[Saved entries]
----
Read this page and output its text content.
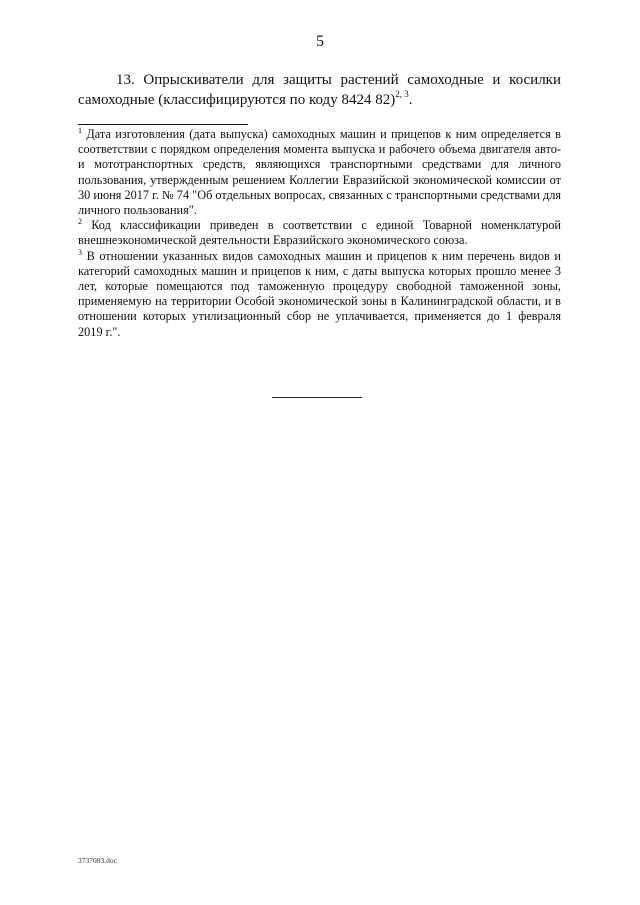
5
13. Опрыскиватели для защиты растений самоходные и косилки самоходные (классифицируются по коду 8424 82)$^{2, 3}$.
$^1$ Дата изготовления (дата выпуска) самоходных машин и прицепов к ним определяется в соответствии с порядком определения момента выпуска и рабочего объема двигателя авто- и мототранспортных средств, являющихся транспортными средствами для личного пользования, утвержденным решением Коллегии Евразийской экономической комиссии от 30 июня 2017 г. № 74 "Об отдельных вопросах, связанных с транспортными средствами для личного пользования".
$^2$ Код классификации приведен в соответствии с единой Товарной номенклатурой внешнеэкономической деятельности Евразийского экономического союза.
$^3$ В отношении указанных видов самоходных машин и прицепов к ним перечень видов и категорий самоходных машин и прицепов к ним, с даты выпуска которых прошло менее 3 лет, которые помещаются под таможенную процедуру свободной таможенной зоны, применяемую на территории Особой экономической зоны в Калининградской области, и в отношении которых утилизационный сбор не уплачивается, применяется до 1 февраля 2019 г.".
3737083.doc
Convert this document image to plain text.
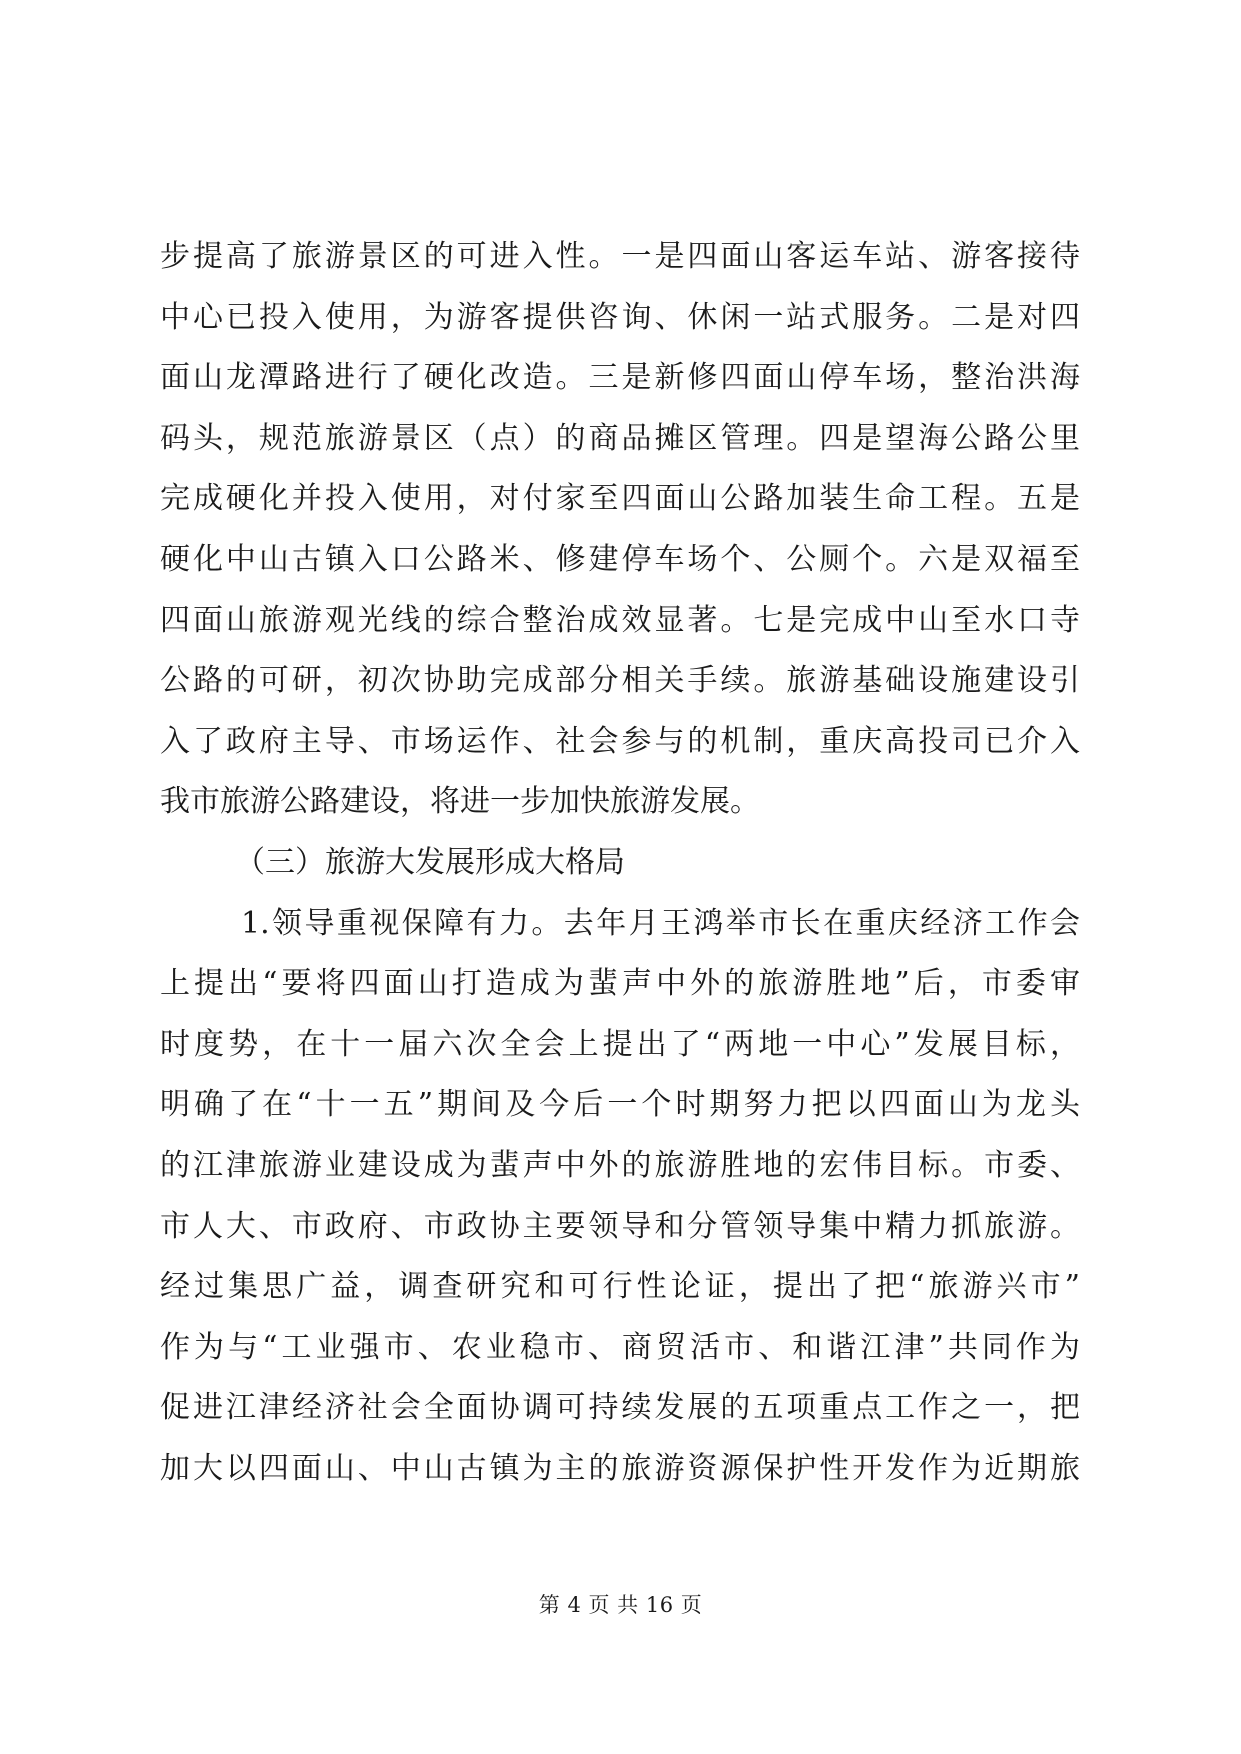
步提高了旅游景区的可进入性。一是四面山客运车站、游客接待
中心已投入使用，为游客提供咨询、休闲一站式服务。二是对四
面山龙潭路进行了硬化改造。三是新修四面山停车场，整治洪海
码头，规范旅游景区（点）的商品摊区管理。四是望海公路公里
完成硬化并投入使用，对付家至四面山公路加装生命工程。五是
硬化中山古镇入口公路米、修建停车场个、公厕个。六是双福至
四面山旅游观光线的综合整治成效显著。七是完成中山至水口寺
公路的可研，初次协助完成部分相关手续。旅游基础设施建设引
入了政府主导、市场运作、社会参与的机制，重庆高投司已介入
我市旅游公路建设，将进一步加快旅游发展。
（三）旅游大发展形成大格局
1.领导重视保障有力。去年月王鸿举市长在重庆经济工作会
上提出“要将四面山打造成为蜚声中外的旅游胜地”后，市委审
时度势，在十一届六次全会上提出了“两地一中心”发展目标，
明确了在“十一五”期间及今后一个时期努力把以四面山为龙头
的江津旅游业建设成为蜚声中外的旅游胜地的宏伟目标。市委、
市人大、市政府、市政协主要领导和分管领导集中精力抓旅游。
经过集思广益，调查研究和可行性论证，提出了把“旅游兴市”
作为与“工业强市、农业稳市、商贸活市、和谐江津”共同作为
促进江津经济社会全面协调可持续发展的五项重点工作之一，把
加大以四面山、中山古镇为主的旅游资源保护性开发作为近期旅
第 4 页 共 16 页
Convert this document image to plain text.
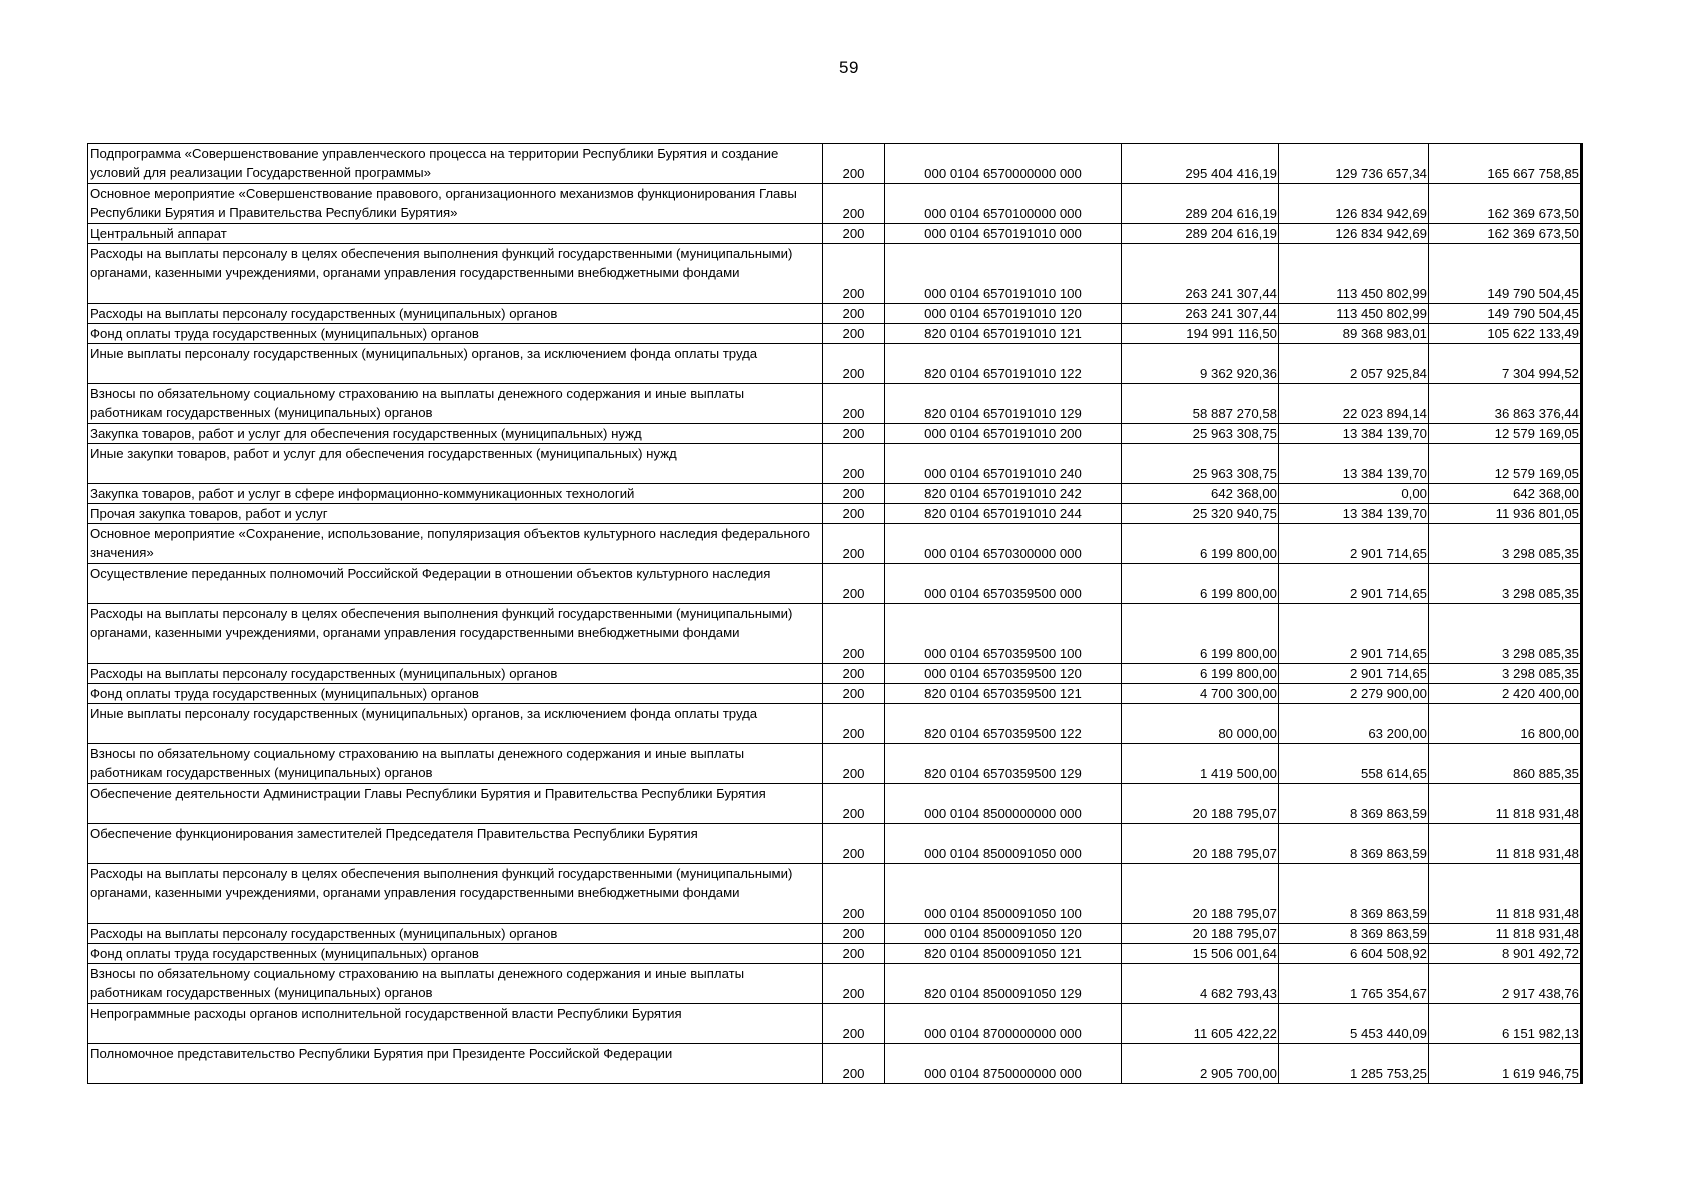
59
Подпрограмма «Совершенствование управленческого процесса на территории Республики Бурятия и создание условий для реализации Государственной программы»	200	000 0104 6570000000 000	295 404 416,19	129 736 657,34	165 667 758,85
Основное мероприятие «Совершенствование правового, организационного механизмов функционирования Главы Республики Бурятия и Правительства Республики Бурятия»	200	000 0104 6570100000 000	289 204 616,19	126 834 942,69	162 369 673,50
Центральный аппарат	200	000 0104 6570191010 000	289 204 616,19	126 834 942,69	162 369 673,50
Расходы на выплаты персоналу в целях обеспечения выполнения функций государственными (муниципальными) органами, казенными учреждениями, органами управления государственными внебюджетными фондами	200	000 0104 6570191010 100	263 241 307,44	113 450 802,99	149 790 504,45
Расходы на выплаты персоналу государственных (муниципальных) органов	200	000 0104 6570191010 120	263 241 307,44	113 450 802,99	149 790 504,45
Фонд оплаты труда государственных (муниципальных) органов	200	820 0104 6570191010 121	194 991 116,50	89 368 983,01	105 622 133,49
Иные выплаты персоналу государственных (муниципальных) органов, за исключением фонда оплаты труда	200	820 0104 6570191010 122	9 362 920,36	2 057 925,84	7 304 994,52
Взносы по обязательному социальному страхованию на выплаты денежного содержания и иные выплаты работникам государственных (муниципальных) органов	200	820 0104 6570191010 129	58 887 270,58	22 023 894,14	36 863 376,44
Закупка товаров, работ и услуг для обеспечения государственных (муниципальных) нужд	200	000 0104 6570191010 200	25 963 308,75	13 384 139,70	12 579 169,05
Иные закупки товаров, работ и услуг для обеспечения государственных (муниципальных) нужд	200	000 0104 6570191010 240	25 963 308,75	13 384 139,70	12 579 169,05
Закупка товаров, работ и услуг в сфере информационно-коммуникационных технологий	200	820 0104 6570191010 242	642 368,00	0,00	642 368,00
Прочая закупка товаров, работ и услуг	200	820 0104 6570191010 244	25 320 940,75	13 384 139,70	11 936 801,05
Основное мероприятие «Сохранение, использование, популяризация объектов культурного наследия федерального значения»	200	000 0104 6570300000 000	6 199 800,00	2 901 714,65	3 298 085,35
Осуществление переданных полномочий Российской Федерации в отношении объектов культурного наследия	200	000 0104 6570359500 000	6 199 800,00	2 901 714,65	3 298 085,35
Расходы на выплаты персоналу в целях обеспечения выполнения функций государственными (муниципальными) органами, казенными учреждениями, органами управления государственными внебюджетными фондами	200	000 0104 6570359500 100	6 199 800,00	2 901 714,65	3 298 085,35
Расходы на выплаты персоналу государственных (муниципальных) органов	200	000 0104 6570359500 120	6 199 800,00	2 901 714,65	3 298 085,35
Фонд оплаты труда государственных (муниципальных) органов	200	820 0104 6570359500 121	4 700 300,00	2 279 900,00	2 420 400,00
Иные выплаты персоналу государственных (муниципальных) органов, за исключением фонда оплаты труда	200	820 0104 6570359500 122	80 000,00	63 200,00	16 800,00
Взносы по обязательному социальному страхованию на выплаты денежного содержания и иные выплаты работникам государственных (муниципальных) органов	200	820 0104 6570359500 129	1 419 500,00	558 614,65	860 885,35
Обеспечение деятельности Администрации Главы Республики Бурятия и Правительства Республики Бурятия	200	000 0104 8500000000 000	20 188 795,07	8 369 863,59	11 818 931,48
Обеспечение функционирования заместителей Председателя Правительства Республики Бурятия	200	000 0104 8500091050 000	20 188 795,07	8 369 863,59	11 818 931,48
Расходы на выплаты персоналу в целях обеспечения выполнения функций государственными (муниципальными) органами, казенными учреждениями, органами управления государственными внебюджетными фондами	200	000 0104 8500091050 100	20 188 795,07	8 369 863,59	11 818 931,48
Расходы на выплаты персоналу государственных (муниципальных) органов	200	000 0104 8500091050 120	20 188 795,07	8 369 863,59	11 818 931,48
Фонд оплаты труда государственных (муниципальных) органов	200	820 0104 8500091050 121	15 506 001,64	6 604 508,92	8 901 492,72
Взносы по обязательному социальному страхованию на выплаты денежного содержания и иные выплаты работникам государственных (муниципальных) органов	200	820 0104 8500091050 129	4 682 793,43	1 765 354,67	2 917 438,76
Непрограммные расходы органов исполнительной государственной власти Республики Бурятия	200	000 0104 8700000000 000	11 605 422,22	5 453 440,09	6 151 982,13
Полномочное представительство Республики Бурятия при Президенте Российской Федерации	200	000 0104 8750000000 000	2 905 700,00	1 285 753,25	1 619 946,75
----
**What you will do**
The lines above form a set of records; determine how many of them contain the string "функционирования" and give that number alone.

**Result of this exercise**
2